(Data records)
==========

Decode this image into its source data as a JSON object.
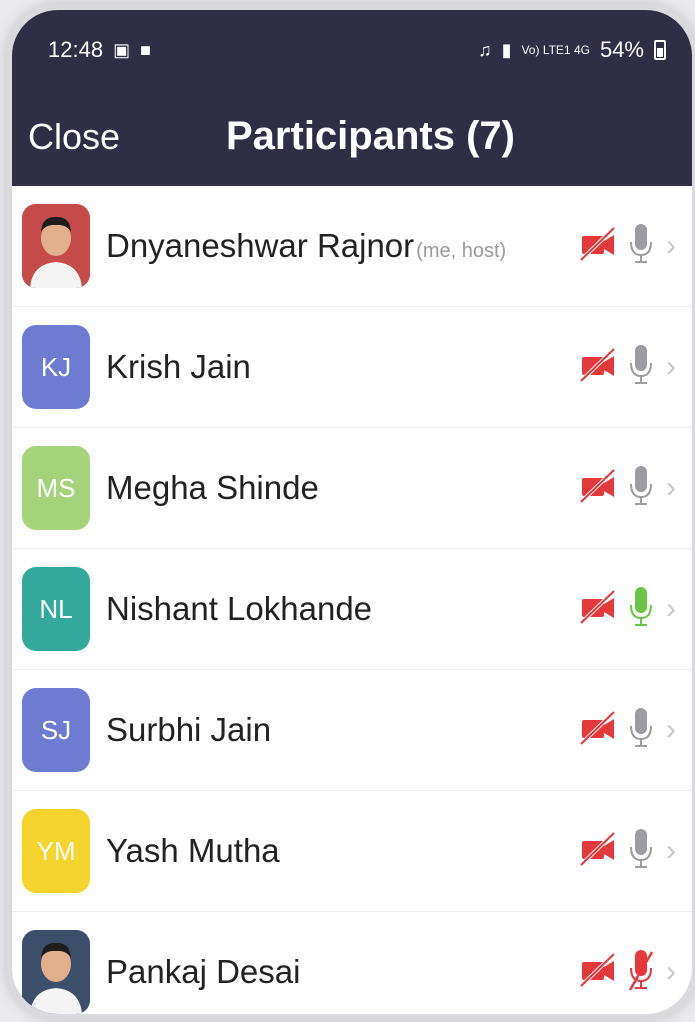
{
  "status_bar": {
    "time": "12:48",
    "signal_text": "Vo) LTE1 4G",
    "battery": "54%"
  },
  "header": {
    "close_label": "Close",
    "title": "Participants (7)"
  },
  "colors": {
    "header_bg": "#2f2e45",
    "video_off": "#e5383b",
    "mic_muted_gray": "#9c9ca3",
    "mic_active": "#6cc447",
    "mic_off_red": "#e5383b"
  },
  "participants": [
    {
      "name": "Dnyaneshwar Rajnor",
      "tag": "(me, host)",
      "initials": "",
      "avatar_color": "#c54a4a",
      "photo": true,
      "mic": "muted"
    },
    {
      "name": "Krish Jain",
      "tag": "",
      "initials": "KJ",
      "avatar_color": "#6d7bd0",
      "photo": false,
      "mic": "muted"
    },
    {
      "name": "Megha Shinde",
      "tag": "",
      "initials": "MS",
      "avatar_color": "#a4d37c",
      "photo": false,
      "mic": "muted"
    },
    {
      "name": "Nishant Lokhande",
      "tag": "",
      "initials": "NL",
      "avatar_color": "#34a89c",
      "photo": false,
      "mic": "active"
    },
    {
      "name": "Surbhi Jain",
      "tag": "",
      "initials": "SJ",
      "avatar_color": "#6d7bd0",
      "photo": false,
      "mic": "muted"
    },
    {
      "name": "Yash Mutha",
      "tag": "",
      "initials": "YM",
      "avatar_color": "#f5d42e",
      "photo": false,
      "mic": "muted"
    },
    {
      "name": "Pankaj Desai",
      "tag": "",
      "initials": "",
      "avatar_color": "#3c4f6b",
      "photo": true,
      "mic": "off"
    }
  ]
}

==========

The request =
Count the lines above that contain the word "initials", and reply with only that number.

Correct response =
7